EXERCISE - Copy out every line of the rows below word for word, leaving out the pictures.

INFORMATION PROVIDED -
^^^^^^^^
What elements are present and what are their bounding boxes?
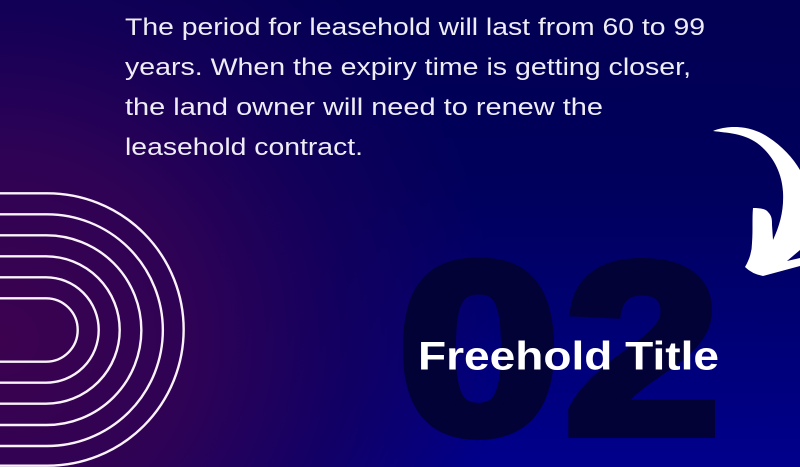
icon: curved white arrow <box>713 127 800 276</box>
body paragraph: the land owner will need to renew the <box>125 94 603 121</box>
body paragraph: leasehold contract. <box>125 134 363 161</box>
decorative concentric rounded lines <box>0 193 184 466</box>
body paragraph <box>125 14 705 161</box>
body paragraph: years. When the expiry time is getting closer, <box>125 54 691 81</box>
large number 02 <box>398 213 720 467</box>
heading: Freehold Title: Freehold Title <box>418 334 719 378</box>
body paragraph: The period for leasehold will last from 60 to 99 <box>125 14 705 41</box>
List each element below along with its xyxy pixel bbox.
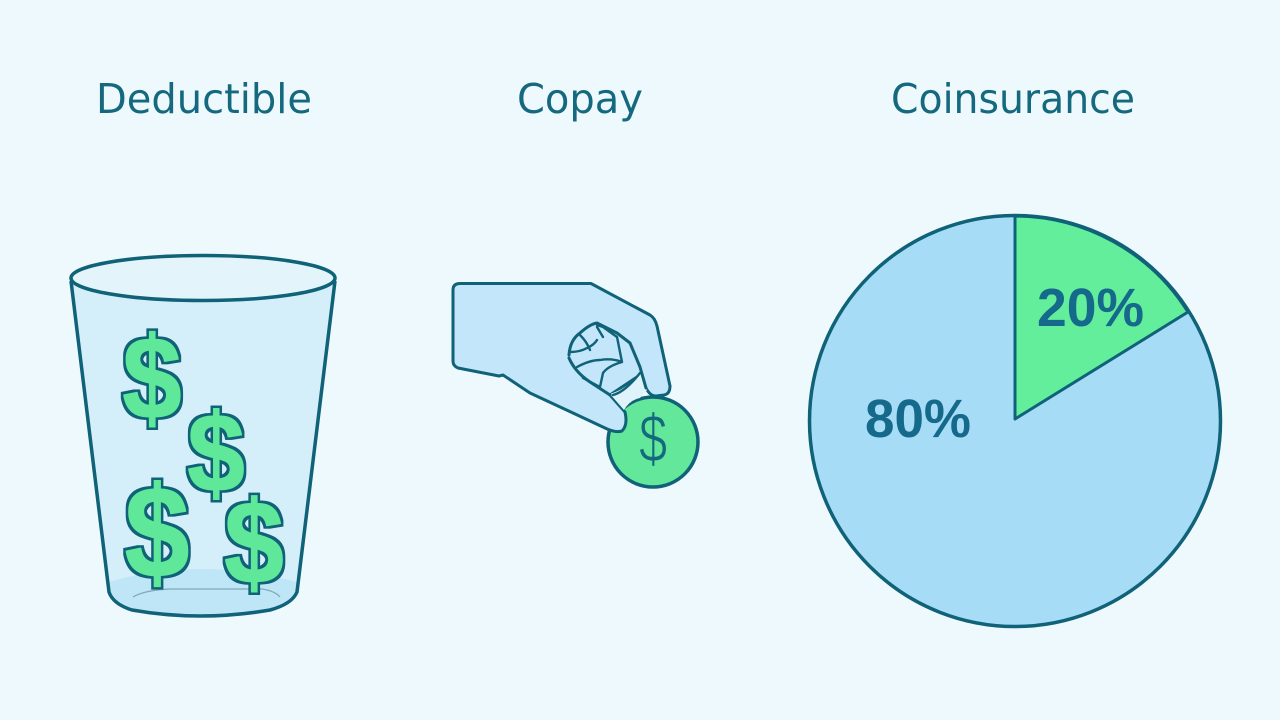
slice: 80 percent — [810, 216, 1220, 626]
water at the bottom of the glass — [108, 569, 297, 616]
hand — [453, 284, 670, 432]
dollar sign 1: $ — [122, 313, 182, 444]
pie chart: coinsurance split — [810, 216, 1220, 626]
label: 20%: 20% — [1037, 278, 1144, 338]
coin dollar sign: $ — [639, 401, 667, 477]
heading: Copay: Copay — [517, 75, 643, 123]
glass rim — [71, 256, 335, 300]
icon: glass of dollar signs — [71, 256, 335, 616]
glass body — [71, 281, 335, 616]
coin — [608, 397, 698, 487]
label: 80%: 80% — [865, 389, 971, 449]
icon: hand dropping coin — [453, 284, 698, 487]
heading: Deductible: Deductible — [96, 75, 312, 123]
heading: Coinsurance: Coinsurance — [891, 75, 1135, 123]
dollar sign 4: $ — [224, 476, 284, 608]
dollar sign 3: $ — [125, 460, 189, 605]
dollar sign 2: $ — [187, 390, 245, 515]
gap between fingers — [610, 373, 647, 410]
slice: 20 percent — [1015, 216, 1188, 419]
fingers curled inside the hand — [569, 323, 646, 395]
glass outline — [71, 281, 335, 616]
^^^^^^^^
ANSWER -
What elements are present and what are their bounding boxes?
icon: curved white arrow <box>713 127 800 276</box>
body paragraph: the land owner will need to renew the <box>125 94 603 121</box>
body paragraph: leasehold contract. <box>125 134 363 161</box>
decorative concentric rounded lines <box>0 193 184 466</box>
body paragraph <box>125 14 705 161</box>
body paragraph: years. When the expiry time is getting closer, <box>125 54 691 81</box>
large number 02 <box>398 213 720 467</box>
heading: Freehold Title: Freehold Title <box>418 334 719 378</box>
body paragraph: The period for leasehold will last from 60 to 99 <box>125 14 705 41</box>
List each element below along with its xyxy pixel bbox.
slice: 80 percent — [810, 216, 1220, 626]
water at the bottom of the glass — [108, 569, 297, 616]
hand — [453, 284, 670, 432]
dollar sign 1: $ — [122, 313, 182, 444]
pie chart: coinsurance split — [810, 216, 1220, 626]
label: 20%: 20% — [1037, 278, 1144, 338]
coin dollar sign: $ — [639, 401, 667, 477]
heading: Copay: Copay — [517, 75, 643, 123]
glass rim — [71, 256, 335, 300]
icon: glass of dollar signs — [71, 256, 335, 616]
glass body — [71, 281, 335, 616]
coin — [608, 397, 698, 487]
label: 80%: 80% — [865, 389, 971, 449]
icon: hand dropping coin — [453, 284, 698, 487]
heading: Deductible: Deductible — [96, 75, 312, 123]
heading: Coinsurance: Coinsurance — [891, 75, 1135, 123]
dollar sign 4: $ — [224, 476, 284, 608]
dollar sign 3: $ — [125, 460, 189, 605]
dollar sign 2: $ — [187, 390, 245, 515]
gap between fingers — [610, 373, 647, 410]
slice: 20 percent — [1015, 216, 1188, 419]
fingers curled inside the hand — [569, 323, 646, 395]
glass outline — [71, 281, 335, 616]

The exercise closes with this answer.